** EXERCISE REQUIREMENTS **
Please copy every record below exactly and leave out the pictures.

SUPPLIED MATERIAL section start

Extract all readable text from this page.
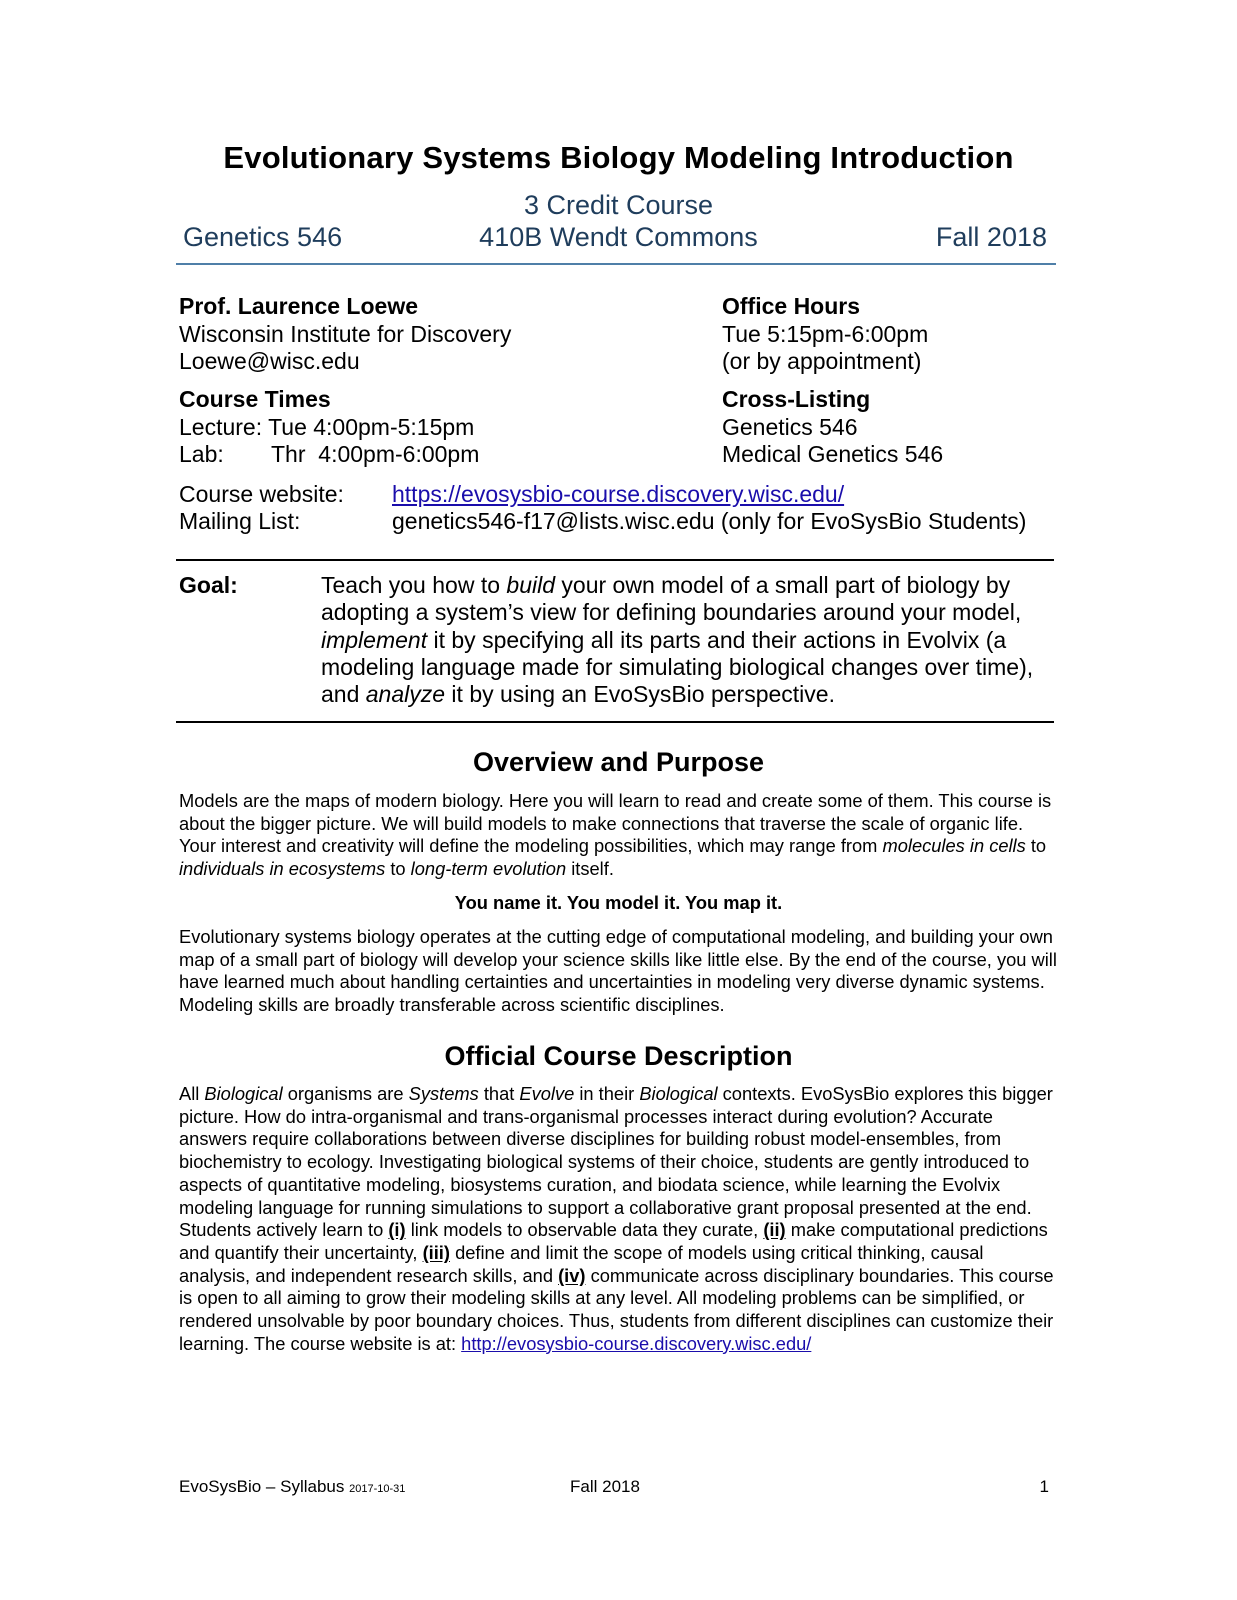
Evolutionary Systems Biology Modeling Introduction
3 Credit Course
Genetics 546	410B Wendt Commons	Fall 2018
Prof. Laurence Loewe
Wisconsin Institute for Discovery
Loewe@wisc.edu
Office Hours
Tue 5:15pm-6:00pm
(or by appointment)
Course Times
Lecture: Tue 4:00pm-5:15pm
Lab: Thr  4:00pm-6:00pm
Cross-Listing
Genetics 546
Medical Genetics 546
Course website: https://evosysbio-course.discovery.wisc.edu/
Mailing List:	genetics546-f17@lists.wisc.edu (only for EvoSysBio Students)
Goal:	Teach you how to build your own model of a small part of biology by adopting a system’s view for defining boundaries around your model, implement it by specifying all its parts and their actions in Evolvix (a modeling language made for simulating biological changes over time), and analyze it by using an EvoSysBio perspective.
Overview and Purpose
Models are the maps of modern biology. Here you will learn to read and create some of them. This course is about the bigger picture. We will build models to make connections that traverse the scale of organic life. Your interest and creativity will define the modeling possibilities, which may range from molecules in cells to individuals in ecosystems to long-term evolution itself.
You name it. You model it. You map it.
Evolutionary systems biology operates at the cutting edge of computational modeling, and building your own map of a small part of biology will develop your science skills like little else. By the end of the course, you will have learned much about handling certainties and uncertainties in modeling very diverse dynamic systems. Modeling skills are broadly transferable across scientific disciplines.
Official Course Description
All Biological organisms are Systems that Evolve in their Biological contexts. EvoSysBio explores this bigger picture. How do intra-organismal and trans-organismal processes interact during evolution? Accurate answers require collaborations between diverse disciplines for building robust model-ensembles, from biochemistry to ecology. Investigating biological systems of their choice, students are gently introduced to aspects of quantitative modeling, biosystems curation, and biodata science, while learning the Evolvix modeling language for running simulations to support a collaborative grant proposal presented at the end. Students actively learn to (i) link models to observable data they curate, (ii) make computational predictions and quantify their uncertainty, (iii) define and limit the scope of models using critical thinking, causal analysis, and independent research skills, and (iv) communicate across disciplinary boundaries. This course is open to all aiming to grow their modeling skills at any level. All modeling problems can be simplified, or rendered unsolvable by poor boundary choices. Thus, students from different disciplines can customize their learning. The course website is at: http://evosysbio-course.discovery.wisc.edu/
EvoSysBio – Syllabus 2017-10-31	Fall 2018	1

SUPPLIED MATERIAL section end

** TASK SOLUTION **
Extract all readable text from this page.
Evolutionary Systems Biology Modeling Introduction
3 Credit Course
Genetics 546	410B Wendt Commons	Fall 2018
Prof. Laurence Loewe
Wisconsin Institute for Discovery
Loewe@wisc.edu
Office Hours
Tue 5:15pm-6:00pm
(or by appointment)
Course Times
Lecture: Tue 4:00pm-5:15pm
Lab: Thr  4:00pm-6:00pm
Cross-Listing
Genetics 546
Medical Genetics 546
Course website: https://evosysbio-course.discovery.wisc.edu/
Mailing List:	genetics546-f17@lists.wisc.edu (only for EvoSysBio Students)
Goal:	Teach you how to build your own model of a small part of biology by adopting a system’s view for defining boundaries around your model, implement it by specifying all its parts and their actions in Evolvix (a modeling language made for simulating biological changes over time), and analyze it by using an EvoSysBio perspective.
Overview and Purpose
Models are the maps of modern biology. Here you will learn to read and create some of them. This course is about the bigger picture. We will build models to make connections that traverse the scale of organic life. Your interest and creativity will define the modeling possibilities, which may range from molecules in cells to individuals in ecosystems to long-term evolution itself.
You name it. You model it. You map it.
Evolutionary systems biology operates at the cutting edge of computational modeling, and building your own map of a small part of biology will develop your science skills like little else. By the end of the course, you will have learned much about handling certainties and uncertainties in modeling very diverse dynamic systems. Modeling skills are broadly transferable across scientific disciplines.
Official Course Description
All Biological organisms are Systems that Evolve in their Biological contexts. EvoSysBio explores this bigger picture. How do intra-organismal and trans-organismal processes interact during evolution? Accurate answers require collaborations between diverse disciplines for building robust model-ensembles, from biochemistry to ecology. Investigating biological systems of their choice, students are gently introduced to aspects of quantitative modeling, biosystems curation, and biodata science, while learning the Evolvix modeling language for running simulations to support a collaborative grant proposal presented at the end. Students actively learn to (i) link models to observable data they curate, (ii) make computational predictions and quantify their uncertainty, (iii) define and limit the scope of models using critical thinking, causal analysis, and independent research skills, and (iv) communicate across disciplinary boundaries. This course is open to all aiming to grow their modeling skills at any level. All modeling problems can be simplified, or rendered unsolvable by poor boundary choices. Thus, students from different disciplines can customize their learning. The course website is at: http://evosysbio-course.discovery.wisc.edu/
EvoSysBio – Syllabus 2017-10-31	Fall 2018	1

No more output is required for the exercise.